─── Given records ───
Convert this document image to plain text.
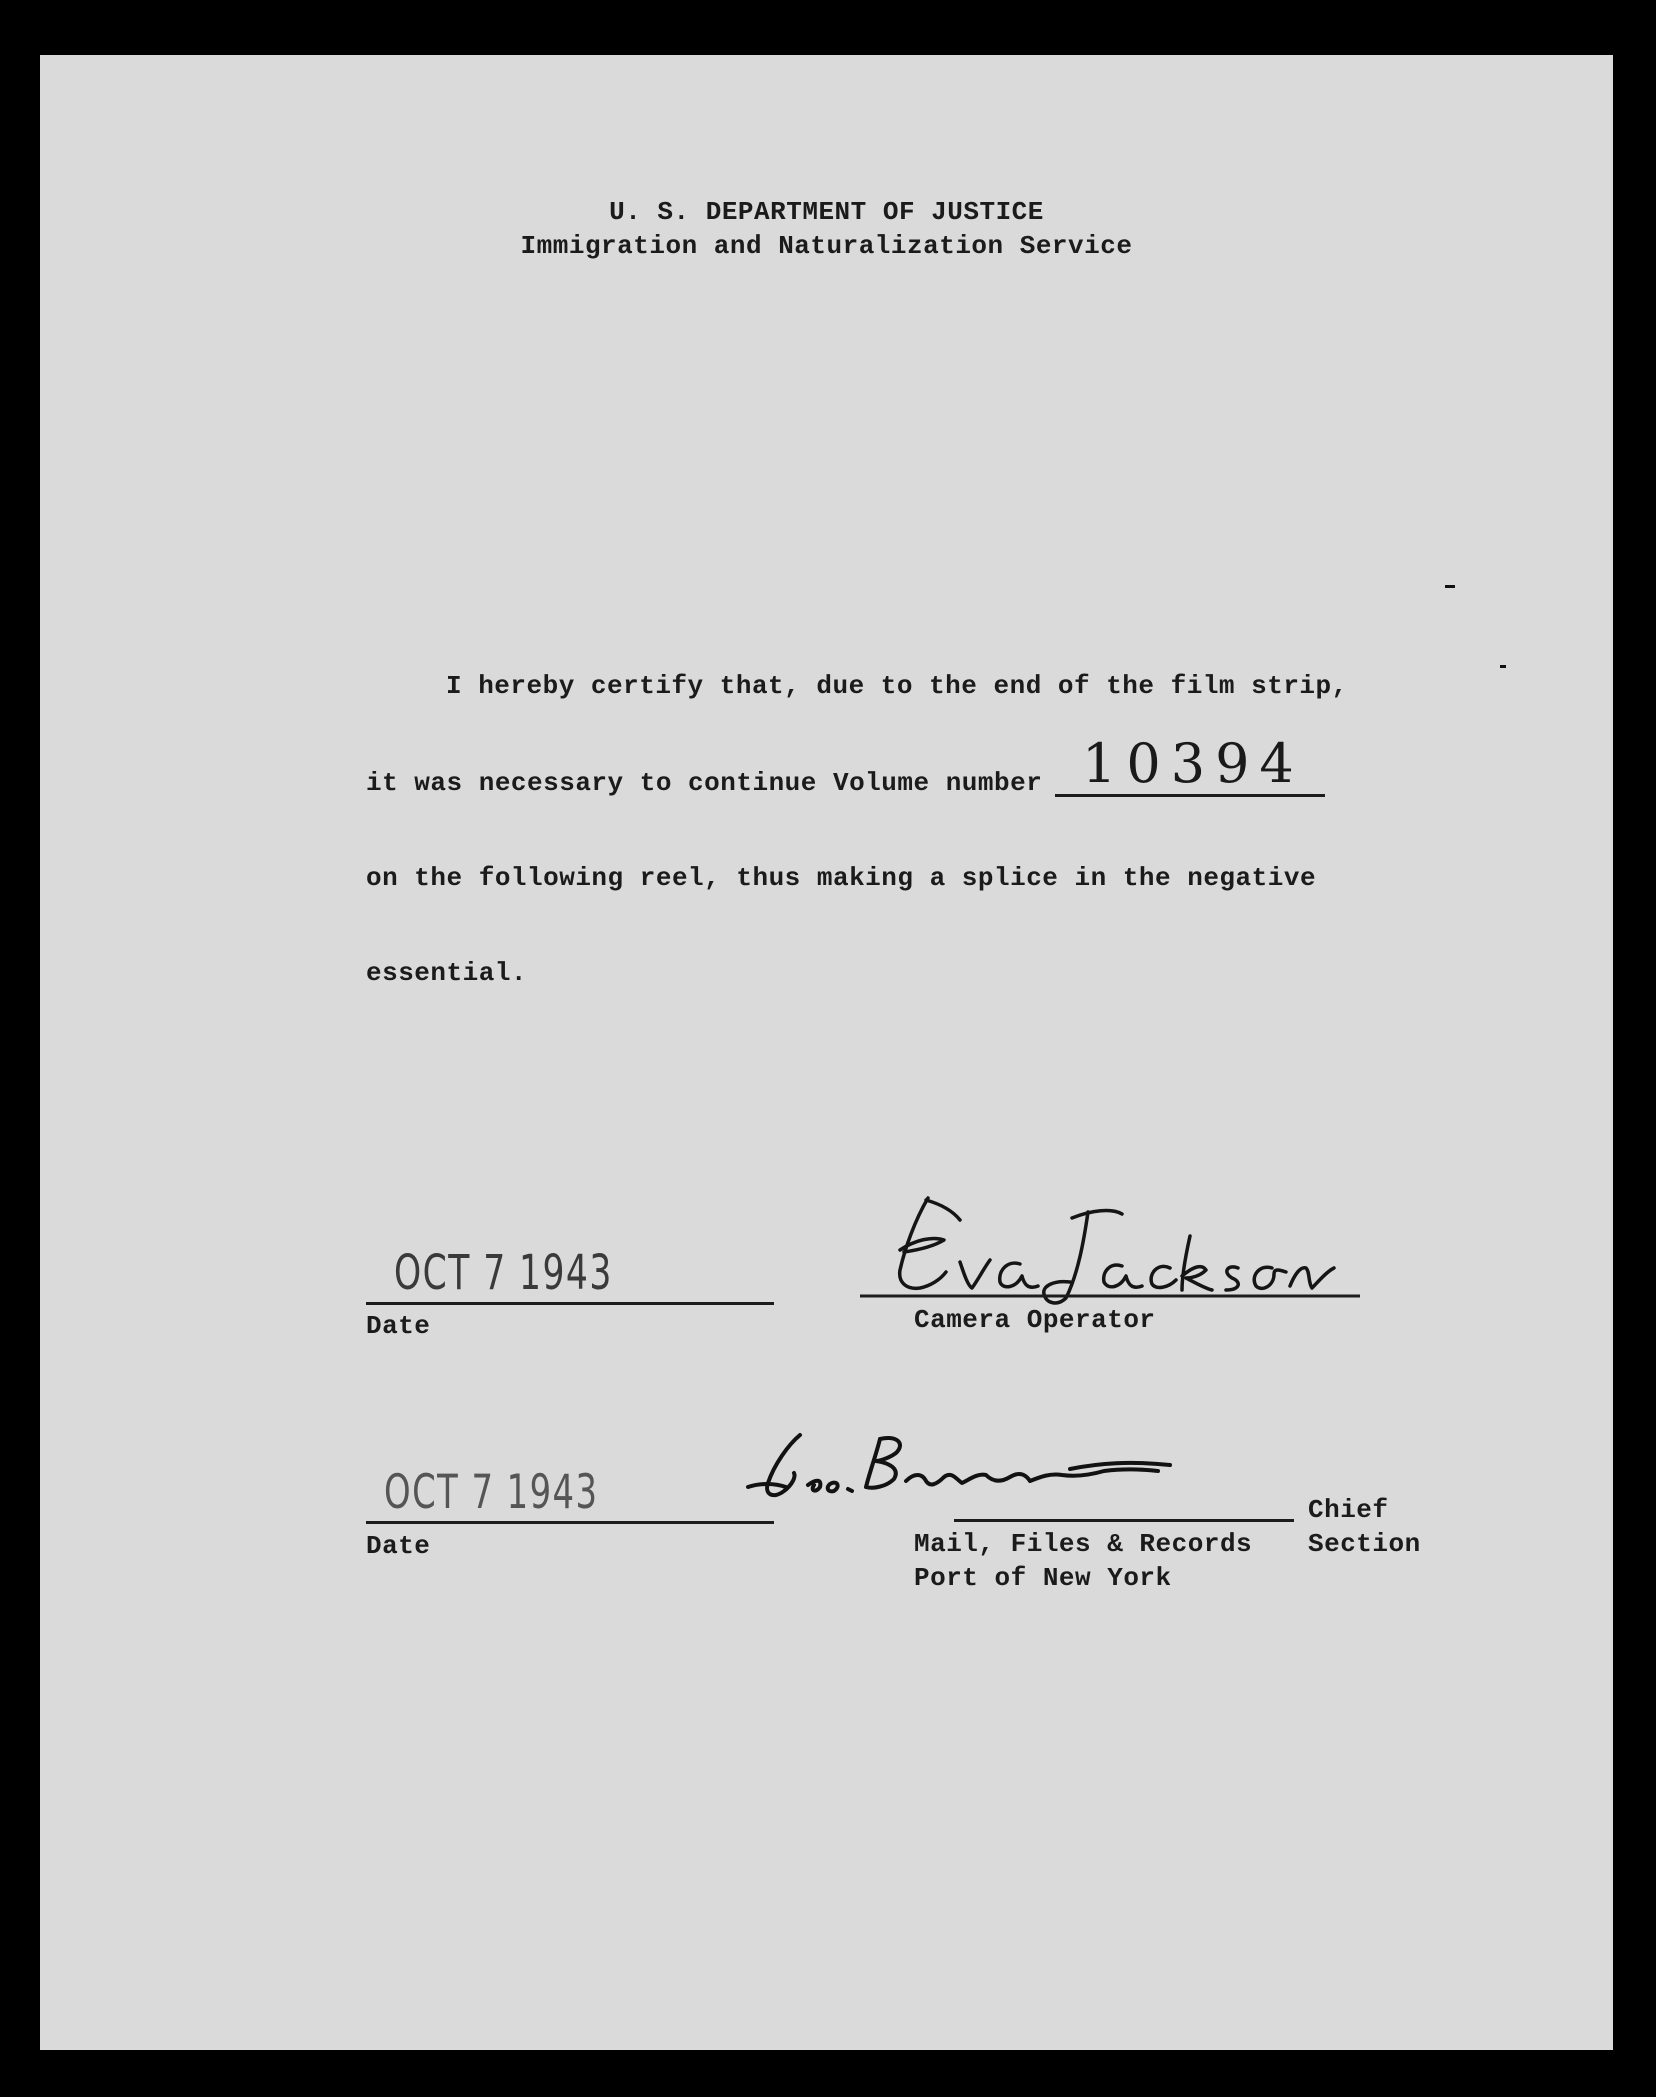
U. S. DEPARTMENT OF JUSTICE
Immigration and Naturalization Service
I hereby certify that, due to the end of the film strip,
it was necessary to continue Volume number 10394
on the following reel, thus making a splice in the negative
essential.
OCT 7 1943
Date	Camera Operator
OCT 7 1943
Date
Chief
Mail, Files & Records Section
Port of New York
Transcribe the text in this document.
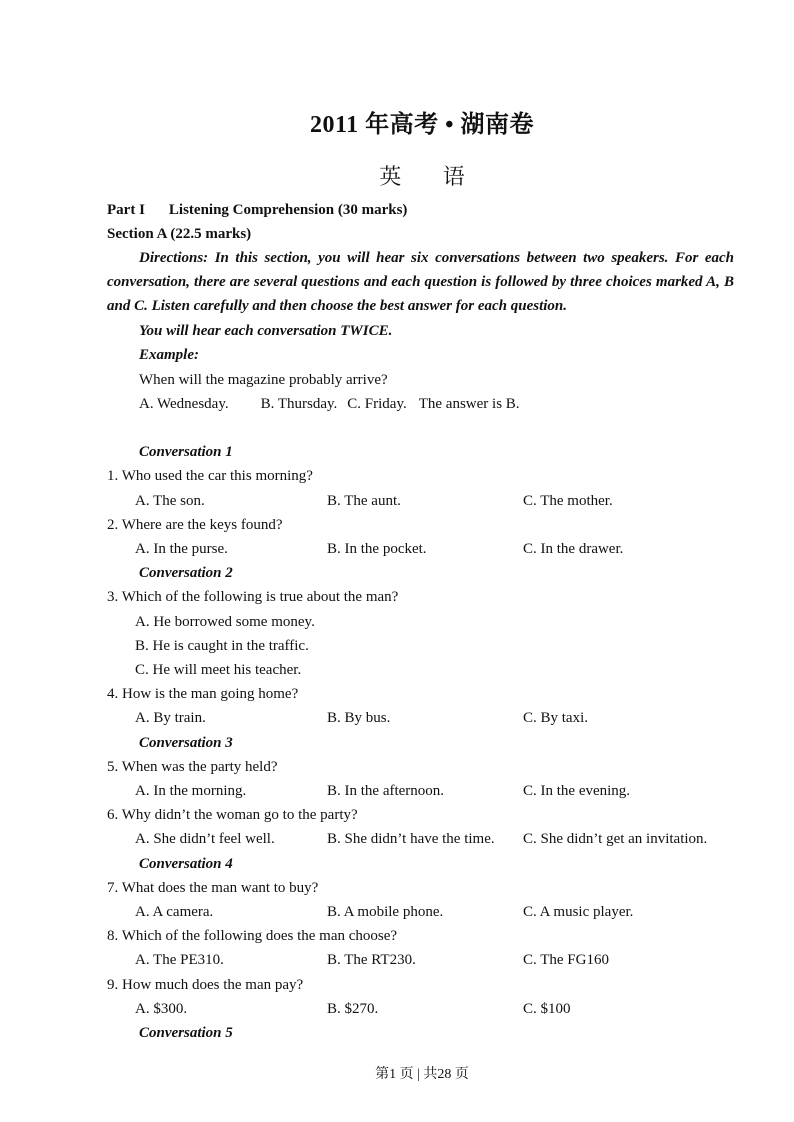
2011 年高考 • 湖南卷
英 语
Part I Listening Comprehension (30 marks)
Section A (22.5 marks)
Directions: In this section, you will hear six conversations between two speakers. For each conversation, there are several questions and each question is followed by three choices marked A, B and C. Listen carefully and then choose the best answer for each question.
You will hear each conversation TWICE.
Example:
When will the magazine probably arrive?
A. Wednesday. B. Thursday. C. Friday. The answer is B.
Conversation 1
1. Who used the car this morning?
A. The son.	B. The aunt.	C. The mother.
2. Where are the keys found?
A. In the purse.	B. In the pocket.	C. In the drawer.
Conversation 2
3. Which of the following is true about the man?
A. He borrowed some money.
B. He is caught in the traffic.
C. He will meet his teacher.
4. How is the man going home?
A. By train.	B. By bus.	C. By taxi.
Conversation 3
5. When was the party held?
A. In the morning.	B. In the afternoon.	C. In the evening.
6. Why didn’t the woman go to the party?
A. She didn’t feel well.	B. She didn’t have the time. C. She didn’t get an invitation.
Conversation 4
7. What does the man want to buy?
A. A camera.	B. A mobile phone.	C. A music player.
8. Which of the following does the man choose?
A. The PE310.	B. The RT230.	C. The FG160
9. How much does the man pay?
A. $300.	B. $270.	C. $100
Conversation 5
第1 页 | 共28 页
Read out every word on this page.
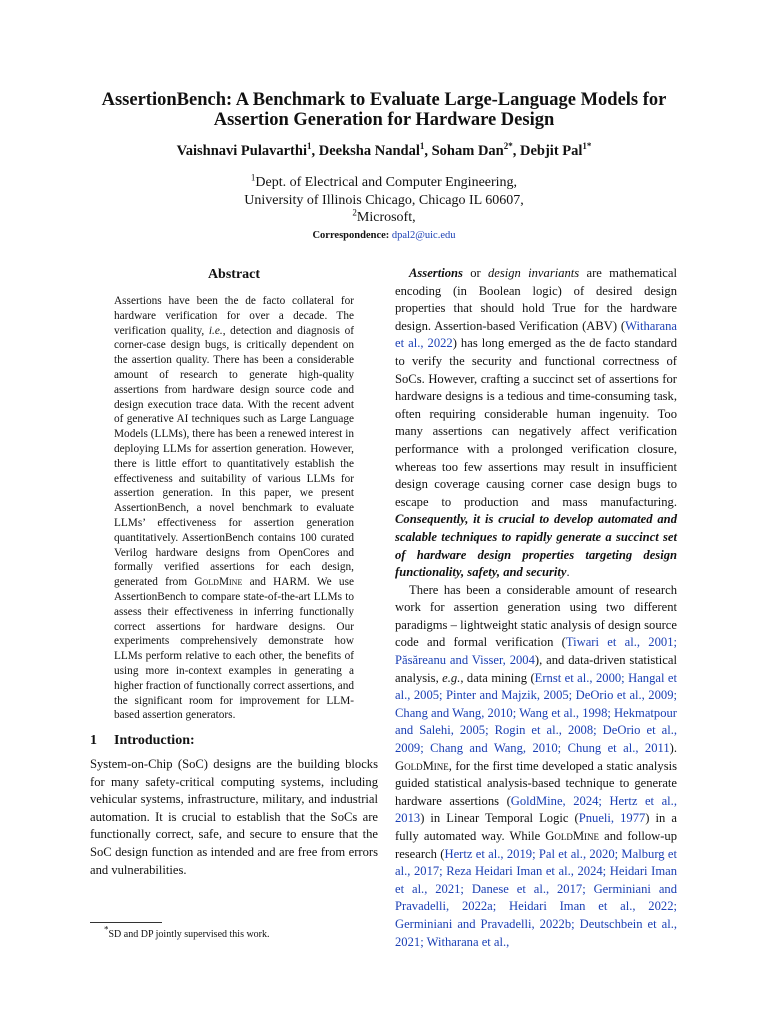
AssertionBench: A Benchmark to Evaluate Large-Language Models for
Assertion Generation for Hardware Design
Vaishnavi Pulavarthi$^1$, Deeksha Nandal$^1$, Soham Dan$^{2*}$, Debjit Pal$^{1*}$
$^1$Dept. of Electrical and Computer Engineering,
University of Illinois Chicago, Chicago IL 60607,
$^2$Microsoft,
Correspondence: dpal2@uic.edu
Abstract
Assertions have been the de facto collateral for hardware verification for over a decade. The verification quality, i.e., detection and diagnosis of corner-case design bugs, is critically dependent on the assertion quality. There has been a considerable amount of research to generate high-quality assertions from hardware design source code and design execution trace data. With the recent advent of generative AI techniques such as Large Language Models (LLMs), there has been a renewed interest in deploying LLMs for assertion generation. However, there is little effort to quantitatively establish the effectiveness and suitability of various LLMs for assertion generation. In this paper, we present AssertionBench, a novel benchmark to evaluate LLMs’ effectiveness for assertion generation quantitatively. AssertionBench contains 100 curated Verilog hardware designs from OpenCores and formally verified assertions for each design, generated from GoldMine and HARM. We use AssertionBench to compare state-of-the-art LLMs to assess their effectiveness in inferring functionally correct assertions for hardware designs. Our experiments comprehensively demonstrate how LLMs perform relative to each other, the benefits of using more in-context examples in generating a higher fraction of functionally correct assertions, and the significant room for improvement for LLM-based assertion generators.
1 Introduction:
System-on-Chip (SoC) designs are the building blocks for many safety-critical computing systems, including vehicular systems, infrastructure, military, and industrial automation. It is crucial to establish that the SoCs are functionally correct, safe, and secure to ensure that the SoC design function as intended and are free from errors and vulnerabilities.
*SD and DP jointly supervised this work.

Assertions or design invariants are mathematical encoding (in Boolean logic) of desired design properties that should hold True for the hardware design. Assertion-based Verification (ABV) (Witharana et al., 2022) has long emerged as the de facto standard to verify the security and functional correctness of SoCs. However, crafting a succinct set of assertions for hardware designs is a tedious and time-consuming task, often requiring considerable human ingenuity. Too many assertions can negatively affect verification performance with a prolonged verification closure, whereas too few assertions may result in insufficient design coverage causing corner case design bugs to escape to production and mass manufacturing. Consequently, it is crucial to develop automated and scalable techniques to rapidly generate a succinct set of hardware design properties targeting design functionality, safety, and security.

There has been a considerable amount of research work for assertion generation using two different paradigms – lightweight static analysis of design source code and formal verification (Tiwari et al., 2001; Păsăreanu and Visser, 2004), and data-driven statistical analysis, e.g., data mining (Ernst et al., 2000; Hangal et al., 2005; Pinter and Majzik, 2005; DeOrio et al., 2009; Chang and Wang, 2010; Wang et al., 1998; Hekmatpour and Salehi, 2005; Rogin et al., 2008; DeOrio et al., 2009; Chang and Wang, 2010; Chung et al., 2011). GoldMine, for the first time developed a static analysis guided statistical analysis-based technique to generate hardware assertions (GoldMine, 2024; Hertz et al., 2013) in Linear Temporal Logic (Pnueli, 1977) in a fully automated way. While GoldMine and follow-up research (Hertz et al., 2019; Pal et al., 2020; Malburg et al., 2017; Reza Heidari Iman et al., 2024; Heidari Iman et al., 2021; Danese et al., 2017; Germiniani and Pravadelli, 2022a; Heidari Iman et al., 2022; Germiniani and Pravadelli, 2022b; Deutschbein et al., 2021; Witharana et al.,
───
• _Aim_: Using the records given above, list every line that includes the word "Which".

• _Task answer_:
3. Which of the following is true about the man?
8. Which of the following does the man choose?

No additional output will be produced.